◆ Items
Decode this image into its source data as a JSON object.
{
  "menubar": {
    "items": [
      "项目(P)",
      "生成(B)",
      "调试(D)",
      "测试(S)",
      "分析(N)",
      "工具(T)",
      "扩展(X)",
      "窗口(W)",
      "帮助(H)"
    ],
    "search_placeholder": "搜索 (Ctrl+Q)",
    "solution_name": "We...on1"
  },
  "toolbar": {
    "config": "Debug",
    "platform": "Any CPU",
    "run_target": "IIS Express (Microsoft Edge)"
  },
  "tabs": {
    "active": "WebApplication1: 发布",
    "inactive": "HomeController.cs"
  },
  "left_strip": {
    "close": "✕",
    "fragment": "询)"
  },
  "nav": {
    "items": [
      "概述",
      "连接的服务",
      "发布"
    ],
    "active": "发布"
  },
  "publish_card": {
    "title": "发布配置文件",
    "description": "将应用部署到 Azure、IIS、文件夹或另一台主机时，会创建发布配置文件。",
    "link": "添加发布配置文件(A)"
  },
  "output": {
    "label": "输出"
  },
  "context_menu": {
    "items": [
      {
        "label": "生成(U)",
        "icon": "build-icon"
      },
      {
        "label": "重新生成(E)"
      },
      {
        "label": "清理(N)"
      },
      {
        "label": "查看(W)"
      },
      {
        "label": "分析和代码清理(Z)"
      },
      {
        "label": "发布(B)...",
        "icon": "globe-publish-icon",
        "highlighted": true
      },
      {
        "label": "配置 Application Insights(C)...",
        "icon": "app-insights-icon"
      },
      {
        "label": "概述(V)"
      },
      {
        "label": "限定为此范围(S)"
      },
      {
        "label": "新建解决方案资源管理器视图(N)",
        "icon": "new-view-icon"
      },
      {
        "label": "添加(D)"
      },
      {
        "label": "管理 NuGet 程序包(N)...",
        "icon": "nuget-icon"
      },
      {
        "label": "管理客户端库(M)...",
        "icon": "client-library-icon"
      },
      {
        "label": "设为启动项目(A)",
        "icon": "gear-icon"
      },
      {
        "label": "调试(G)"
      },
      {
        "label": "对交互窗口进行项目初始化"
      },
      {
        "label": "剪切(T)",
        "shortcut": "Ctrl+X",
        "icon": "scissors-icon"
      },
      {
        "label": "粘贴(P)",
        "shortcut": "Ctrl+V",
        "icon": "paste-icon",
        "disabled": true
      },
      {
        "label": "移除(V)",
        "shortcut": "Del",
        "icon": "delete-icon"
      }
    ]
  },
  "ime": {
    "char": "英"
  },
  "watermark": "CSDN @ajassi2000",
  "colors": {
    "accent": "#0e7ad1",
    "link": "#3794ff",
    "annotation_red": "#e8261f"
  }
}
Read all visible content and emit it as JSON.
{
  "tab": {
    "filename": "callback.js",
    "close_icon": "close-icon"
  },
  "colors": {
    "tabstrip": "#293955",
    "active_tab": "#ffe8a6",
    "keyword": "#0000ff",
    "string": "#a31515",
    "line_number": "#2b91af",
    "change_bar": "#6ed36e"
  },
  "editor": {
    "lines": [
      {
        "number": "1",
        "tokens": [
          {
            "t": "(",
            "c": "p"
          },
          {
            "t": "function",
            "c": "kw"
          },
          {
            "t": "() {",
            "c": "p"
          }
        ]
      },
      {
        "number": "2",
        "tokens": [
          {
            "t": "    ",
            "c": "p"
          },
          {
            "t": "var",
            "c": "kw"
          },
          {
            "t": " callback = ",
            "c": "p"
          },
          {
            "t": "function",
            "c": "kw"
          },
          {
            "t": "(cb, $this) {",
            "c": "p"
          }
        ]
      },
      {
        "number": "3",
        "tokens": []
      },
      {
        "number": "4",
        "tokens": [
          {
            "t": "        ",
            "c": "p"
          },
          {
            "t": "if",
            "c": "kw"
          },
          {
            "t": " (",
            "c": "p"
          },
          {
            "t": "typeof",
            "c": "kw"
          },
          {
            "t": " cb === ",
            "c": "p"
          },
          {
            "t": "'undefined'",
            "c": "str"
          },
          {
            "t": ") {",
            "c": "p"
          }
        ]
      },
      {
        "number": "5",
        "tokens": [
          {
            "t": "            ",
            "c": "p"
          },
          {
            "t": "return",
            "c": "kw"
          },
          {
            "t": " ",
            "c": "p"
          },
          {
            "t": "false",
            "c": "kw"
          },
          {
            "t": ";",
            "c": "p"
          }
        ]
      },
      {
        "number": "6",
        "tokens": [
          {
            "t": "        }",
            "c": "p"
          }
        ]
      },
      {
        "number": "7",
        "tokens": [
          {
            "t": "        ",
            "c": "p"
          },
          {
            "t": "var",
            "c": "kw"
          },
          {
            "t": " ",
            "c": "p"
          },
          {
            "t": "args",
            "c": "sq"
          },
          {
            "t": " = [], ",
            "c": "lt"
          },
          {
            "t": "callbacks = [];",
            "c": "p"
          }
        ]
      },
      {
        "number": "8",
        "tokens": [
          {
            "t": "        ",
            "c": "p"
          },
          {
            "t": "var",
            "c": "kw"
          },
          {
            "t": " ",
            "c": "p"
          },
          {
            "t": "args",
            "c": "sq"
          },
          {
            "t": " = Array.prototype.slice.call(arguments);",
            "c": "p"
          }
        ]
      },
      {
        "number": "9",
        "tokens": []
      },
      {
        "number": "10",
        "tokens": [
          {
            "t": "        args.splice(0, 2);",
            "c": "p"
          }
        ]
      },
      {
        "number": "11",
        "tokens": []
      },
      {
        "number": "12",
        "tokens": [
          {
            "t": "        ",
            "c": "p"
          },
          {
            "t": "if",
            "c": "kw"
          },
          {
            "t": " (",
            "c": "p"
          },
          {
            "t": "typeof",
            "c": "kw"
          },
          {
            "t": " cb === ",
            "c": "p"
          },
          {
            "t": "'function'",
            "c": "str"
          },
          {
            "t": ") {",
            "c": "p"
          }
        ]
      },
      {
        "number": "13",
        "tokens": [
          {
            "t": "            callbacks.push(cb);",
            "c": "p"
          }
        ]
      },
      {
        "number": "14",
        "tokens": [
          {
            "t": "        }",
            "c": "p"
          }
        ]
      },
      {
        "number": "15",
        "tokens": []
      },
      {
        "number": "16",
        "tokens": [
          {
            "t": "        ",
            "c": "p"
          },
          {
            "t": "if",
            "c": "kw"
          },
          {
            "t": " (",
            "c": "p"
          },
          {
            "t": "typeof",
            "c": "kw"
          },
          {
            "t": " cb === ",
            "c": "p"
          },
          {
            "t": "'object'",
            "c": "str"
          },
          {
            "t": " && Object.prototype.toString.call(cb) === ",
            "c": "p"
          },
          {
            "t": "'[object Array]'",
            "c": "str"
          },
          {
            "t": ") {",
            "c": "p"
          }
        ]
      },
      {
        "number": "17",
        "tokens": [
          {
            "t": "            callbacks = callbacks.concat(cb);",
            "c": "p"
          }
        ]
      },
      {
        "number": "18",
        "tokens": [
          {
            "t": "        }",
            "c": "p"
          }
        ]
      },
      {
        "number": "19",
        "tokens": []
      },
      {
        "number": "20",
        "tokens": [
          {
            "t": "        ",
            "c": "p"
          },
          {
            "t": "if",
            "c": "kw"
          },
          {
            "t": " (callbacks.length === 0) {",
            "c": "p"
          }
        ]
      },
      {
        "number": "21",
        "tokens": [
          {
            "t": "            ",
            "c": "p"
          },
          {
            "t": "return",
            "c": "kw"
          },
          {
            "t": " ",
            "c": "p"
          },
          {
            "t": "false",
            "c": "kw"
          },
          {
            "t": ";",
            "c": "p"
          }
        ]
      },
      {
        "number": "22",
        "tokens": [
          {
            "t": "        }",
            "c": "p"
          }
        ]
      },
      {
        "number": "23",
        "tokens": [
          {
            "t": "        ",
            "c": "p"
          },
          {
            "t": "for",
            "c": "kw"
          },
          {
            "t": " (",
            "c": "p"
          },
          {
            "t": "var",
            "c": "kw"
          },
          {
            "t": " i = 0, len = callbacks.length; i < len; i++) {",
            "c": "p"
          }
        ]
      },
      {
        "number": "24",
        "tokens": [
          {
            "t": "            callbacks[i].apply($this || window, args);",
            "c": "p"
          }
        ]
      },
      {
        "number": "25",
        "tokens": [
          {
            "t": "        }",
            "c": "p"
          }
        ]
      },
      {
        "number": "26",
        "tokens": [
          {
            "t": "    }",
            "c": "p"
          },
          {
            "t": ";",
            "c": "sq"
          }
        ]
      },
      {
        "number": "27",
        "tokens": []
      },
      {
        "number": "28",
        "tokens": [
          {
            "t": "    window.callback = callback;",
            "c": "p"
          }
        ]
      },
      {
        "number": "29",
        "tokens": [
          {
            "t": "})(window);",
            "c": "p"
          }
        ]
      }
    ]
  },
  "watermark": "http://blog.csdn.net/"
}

◆ Exercise prompt
Which lines hold the word "icon"? Show each one.

◆ Problem solution
        "icon": "build-icon"
        "icon": "globe-publish-icon",
        "icon": "app-insights-icon"
        "icon": "new-view-icon"
        "icon": "nuget-icon"
        "icon": "client-library-icon"
        "icon": "gear-icon"
        "icon": "scissors-icon"
        "icon": "paste-icon",
        "icon": "delete-icon"
    "close_icon": "close-icon"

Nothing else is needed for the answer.